■ Task objective: Take each line containing "habitat" and report it exactly as written.

■ Listed records:
* * * * *

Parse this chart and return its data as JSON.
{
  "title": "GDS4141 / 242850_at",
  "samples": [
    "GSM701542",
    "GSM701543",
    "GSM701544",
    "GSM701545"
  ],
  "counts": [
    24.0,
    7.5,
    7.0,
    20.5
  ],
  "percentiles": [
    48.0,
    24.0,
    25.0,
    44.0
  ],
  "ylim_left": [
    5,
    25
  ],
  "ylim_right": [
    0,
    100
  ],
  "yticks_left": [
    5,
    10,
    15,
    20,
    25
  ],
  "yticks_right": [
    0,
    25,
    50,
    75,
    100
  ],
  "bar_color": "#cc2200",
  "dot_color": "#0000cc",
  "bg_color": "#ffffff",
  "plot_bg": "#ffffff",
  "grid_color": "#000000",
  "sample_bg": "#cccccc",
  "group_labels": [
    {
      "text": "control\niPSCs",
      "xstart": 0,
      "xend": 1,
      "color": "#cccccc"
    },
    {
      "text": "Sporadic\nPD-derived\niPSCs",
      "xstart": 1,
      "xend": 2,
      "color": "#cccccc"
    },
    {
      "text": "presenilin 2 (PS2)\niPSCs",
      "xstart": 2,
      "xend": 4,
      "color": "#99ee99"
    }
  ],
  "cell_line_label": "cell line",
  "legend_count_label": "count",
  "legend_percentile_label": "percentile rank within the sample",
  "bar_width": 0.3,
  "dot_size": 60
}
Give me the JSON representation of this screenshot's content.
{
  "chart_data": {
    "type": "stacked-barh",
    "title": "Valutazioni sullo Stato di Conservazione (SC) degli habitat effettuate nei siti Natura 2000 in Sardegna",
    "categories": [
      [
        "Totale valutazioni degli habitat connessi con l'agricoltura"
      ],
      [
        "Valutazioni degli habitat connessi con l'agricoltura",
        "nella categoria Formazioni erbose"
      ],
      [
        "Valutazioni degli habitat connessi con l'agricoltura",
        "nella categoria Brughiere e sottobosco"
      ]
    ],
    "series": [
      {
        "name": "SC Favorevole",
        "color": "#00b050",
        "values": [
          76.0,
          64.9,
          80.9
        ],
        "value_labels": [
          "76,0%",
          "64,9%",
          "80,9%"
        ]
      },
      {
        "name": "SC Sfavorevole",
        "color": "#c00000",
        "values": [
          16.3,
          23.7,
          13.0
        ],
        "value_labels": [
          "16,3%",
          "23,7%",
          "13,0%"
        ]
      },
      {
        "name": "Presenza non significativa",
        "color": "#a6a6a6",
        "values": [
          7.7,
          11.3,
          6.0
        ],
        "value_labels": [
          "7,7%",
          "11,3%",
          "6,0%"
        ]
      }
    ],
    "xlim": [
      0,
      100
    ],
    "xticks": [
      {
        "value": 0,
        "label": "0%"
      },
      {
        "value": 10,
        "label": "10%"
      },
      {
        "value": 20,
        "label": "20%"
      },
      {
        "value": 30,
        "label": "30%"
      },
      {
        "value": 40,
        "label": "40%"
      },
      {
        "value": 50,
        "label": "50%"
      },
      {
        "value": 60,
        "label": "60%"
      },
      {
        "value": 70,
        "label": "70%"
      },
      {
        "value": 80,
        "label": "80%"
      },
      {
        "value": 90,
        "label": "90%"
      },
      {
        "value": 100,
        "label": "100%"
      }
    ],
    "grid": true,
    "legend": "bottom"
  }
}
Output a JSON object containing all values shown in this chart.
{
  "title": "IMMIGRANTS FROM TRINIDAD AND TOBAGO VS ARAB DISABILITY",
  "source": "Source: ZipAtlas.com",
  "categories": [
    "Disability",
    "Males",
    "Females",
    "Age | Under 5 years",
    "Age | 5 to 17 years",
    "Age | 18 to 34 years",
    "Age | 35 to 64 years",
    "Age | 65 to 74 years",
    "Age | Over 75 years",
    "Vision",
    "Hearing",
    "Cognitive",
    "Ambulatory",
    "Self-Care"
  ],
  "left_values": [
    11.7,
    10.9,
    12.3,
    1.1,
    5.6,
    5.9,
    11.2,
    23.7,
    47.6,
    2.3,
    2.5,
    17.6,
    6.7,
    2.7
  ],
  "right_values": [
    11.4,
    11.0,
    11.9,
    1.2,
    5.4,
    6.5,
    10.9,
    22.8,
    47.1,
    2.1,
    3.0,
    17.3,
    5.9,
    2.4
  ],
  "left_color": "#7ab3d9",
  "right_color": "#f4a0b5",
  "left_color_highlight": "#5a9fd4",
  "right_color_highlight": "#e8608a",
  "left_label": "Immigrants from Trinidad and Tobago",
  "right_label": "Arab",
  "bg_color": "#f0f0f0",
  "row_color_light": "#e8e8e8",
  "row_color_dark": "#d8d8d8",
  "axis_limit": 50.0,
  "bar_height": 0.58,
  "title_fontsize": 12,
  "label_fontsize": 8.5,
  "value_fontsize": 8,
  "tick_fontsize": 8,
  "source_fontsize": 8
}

* * * * *

■ Complete output:
    "title": "Valutazioni sullo Stato di Conservazione (SC) degli habitat effettuate nei siti Natura 2000 in Sardegna",
        "Totale valutazioni degli habitat connessi con l'agricoltura"
        "Valutazioni degli habitat connessi con l'agricoltura",
        "Valutazioni degli habitat connessi con l'agricoltura",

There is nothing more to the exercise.